**Extracted information**
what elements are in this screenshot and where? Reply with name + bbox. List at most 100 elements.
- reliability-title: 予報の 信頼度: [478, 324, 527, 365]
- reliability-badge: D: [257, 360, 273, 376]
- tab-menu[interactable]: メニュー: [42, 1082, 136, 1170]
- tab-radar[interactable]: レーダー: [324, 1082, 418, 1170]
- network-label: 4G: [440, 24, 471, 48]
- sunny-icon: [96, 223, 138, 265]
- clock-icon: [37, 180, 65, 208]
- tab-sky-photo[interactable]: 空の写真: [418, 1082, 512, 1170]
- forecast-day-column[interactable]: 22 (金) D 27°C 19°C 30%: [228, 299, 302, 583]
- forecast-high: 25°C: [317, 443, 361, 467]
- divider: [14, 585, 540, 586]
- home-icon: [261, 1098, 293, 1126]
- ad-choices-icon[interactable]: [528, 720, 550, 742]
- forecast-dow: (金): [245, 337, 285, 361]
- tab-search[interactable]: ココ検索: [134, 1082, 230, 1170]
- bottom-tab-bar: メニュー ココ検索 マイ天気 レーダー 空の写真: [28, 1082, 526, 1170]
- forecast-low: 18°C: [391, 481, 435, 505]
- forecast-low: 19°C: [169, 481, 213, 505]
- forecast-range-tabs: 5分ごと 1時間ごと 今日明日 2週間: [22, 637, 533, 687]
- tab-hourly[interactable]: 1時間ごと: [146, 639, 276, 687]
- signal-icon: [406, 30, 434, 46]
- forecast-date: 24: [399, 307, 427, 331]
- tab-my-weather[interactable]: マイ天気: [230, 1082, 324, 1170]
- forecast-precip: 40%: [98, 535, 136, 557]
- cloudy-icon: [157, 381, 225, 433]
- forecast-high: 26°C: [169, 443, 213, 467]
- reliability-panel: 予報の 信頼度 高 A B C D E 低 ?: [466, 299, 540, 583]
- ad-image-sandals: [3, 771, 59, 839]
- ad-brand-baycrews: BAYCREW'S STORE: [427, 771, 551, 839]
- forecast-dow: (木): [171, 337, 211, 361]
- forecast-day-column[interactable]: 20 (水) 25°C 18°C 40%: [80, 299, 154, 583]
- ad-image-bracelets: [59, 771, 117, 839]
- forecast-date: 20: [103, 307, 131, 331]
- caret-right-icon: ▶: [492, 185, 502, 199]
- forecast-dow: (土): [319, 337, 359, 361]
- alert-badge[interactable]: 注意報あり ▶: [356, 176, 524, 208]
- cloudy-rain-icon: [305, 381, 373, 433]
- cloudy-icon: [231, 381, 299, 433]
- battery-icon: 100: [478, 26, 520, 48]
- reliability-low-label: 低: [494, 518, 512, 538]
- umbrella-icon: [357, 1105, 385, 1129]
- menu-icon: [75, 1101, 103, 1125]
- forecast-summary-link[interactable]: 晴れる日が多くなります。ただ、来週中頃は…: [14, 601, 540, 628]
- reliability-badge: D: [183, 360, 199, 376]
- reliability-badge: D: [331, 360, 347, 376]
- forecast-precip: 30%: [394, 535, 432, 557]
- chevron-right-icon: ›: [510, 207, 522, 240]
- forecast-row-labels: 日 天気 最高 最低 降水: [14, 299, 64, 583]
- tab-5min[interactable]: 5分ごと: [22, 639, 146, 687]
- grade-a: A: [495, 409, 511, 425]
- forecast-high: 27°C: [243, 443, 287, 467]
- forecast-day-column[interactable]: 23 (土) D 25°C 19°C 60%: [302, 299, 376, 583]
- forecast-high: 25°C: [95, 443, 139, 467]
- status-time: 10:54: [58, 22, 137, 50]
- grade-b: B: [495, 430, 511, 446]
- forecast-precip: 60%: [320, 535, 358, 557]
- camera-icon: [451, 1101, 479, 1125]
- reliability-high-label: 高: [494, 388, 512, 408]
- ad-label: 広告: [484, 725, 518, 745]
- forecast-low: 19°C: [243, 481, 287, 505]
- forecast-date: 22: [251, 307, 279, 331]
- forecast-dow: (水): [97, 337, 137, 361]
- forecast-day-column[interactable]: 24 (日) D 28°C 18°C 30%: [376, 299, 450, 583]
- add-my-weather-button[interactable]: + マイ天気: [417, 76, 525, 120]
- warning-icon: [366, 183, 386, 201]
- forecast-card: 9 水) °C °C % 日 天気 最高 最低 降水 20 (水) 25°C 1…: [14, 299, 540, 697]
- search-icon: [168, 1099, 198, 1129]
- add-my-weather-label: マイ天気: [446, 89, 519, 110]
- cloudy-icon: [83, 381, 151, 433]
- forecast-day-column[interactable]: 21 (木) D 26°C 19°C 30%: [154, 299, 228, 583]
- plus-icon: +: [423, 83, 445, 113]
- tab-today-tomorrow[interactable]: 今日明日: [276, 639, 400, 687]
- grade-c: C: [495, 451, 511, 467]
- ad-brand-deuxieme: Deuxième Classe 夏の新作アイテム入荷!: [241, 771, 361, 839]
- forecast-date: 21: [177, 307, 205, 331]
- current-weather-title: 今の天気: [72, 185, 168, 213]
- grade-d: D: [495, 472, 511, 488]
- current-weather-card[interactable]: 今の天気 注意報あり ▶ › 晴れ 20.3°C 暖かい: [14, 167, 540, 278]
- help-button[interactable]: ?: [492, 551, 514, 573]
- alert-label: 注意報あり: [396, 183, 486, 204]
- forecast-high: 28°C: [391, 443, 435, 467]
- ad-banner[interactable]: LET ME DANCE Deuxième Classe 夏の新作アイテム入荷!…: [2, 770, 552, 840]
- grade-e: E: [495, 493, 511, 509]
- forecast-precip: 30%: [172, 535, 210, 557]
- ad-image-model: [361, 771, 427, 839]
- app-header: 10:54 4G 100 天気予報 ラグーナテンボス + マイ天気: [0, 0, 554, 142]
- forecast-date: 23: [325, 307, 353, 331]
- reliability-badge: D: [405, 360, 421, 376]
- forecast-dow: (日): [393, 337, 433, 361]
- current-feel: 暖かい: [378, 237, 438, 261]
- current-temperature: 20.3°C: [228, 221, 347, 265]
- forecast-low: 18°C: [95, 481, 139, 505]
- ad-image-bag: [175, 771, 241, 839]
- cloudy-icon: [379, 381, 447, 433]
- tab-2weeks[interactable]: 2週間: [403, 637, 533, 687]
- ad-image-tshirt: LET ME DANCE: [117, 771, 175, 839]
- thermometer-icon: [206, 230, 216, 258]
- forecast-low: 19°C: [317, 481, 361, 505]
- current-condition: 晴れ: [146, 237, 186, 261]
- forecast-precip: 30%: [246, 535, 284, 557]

**Task objective**
Extract each of the lines above that contains the string "badge", treating uppercase and lowercase as distinct.

**Output**
- reliability-badge: D: [257, 360, 273, 376]
- alert-badge[interactable]: 注意報あり ▶: [356, 176, 524, 208]
- reliability-badge: D: [183, 360, 199, 376]
- reliability-badge: D: [331, 360, 347, 376]
- reliability-badge: D: [405, 360, 421, 376]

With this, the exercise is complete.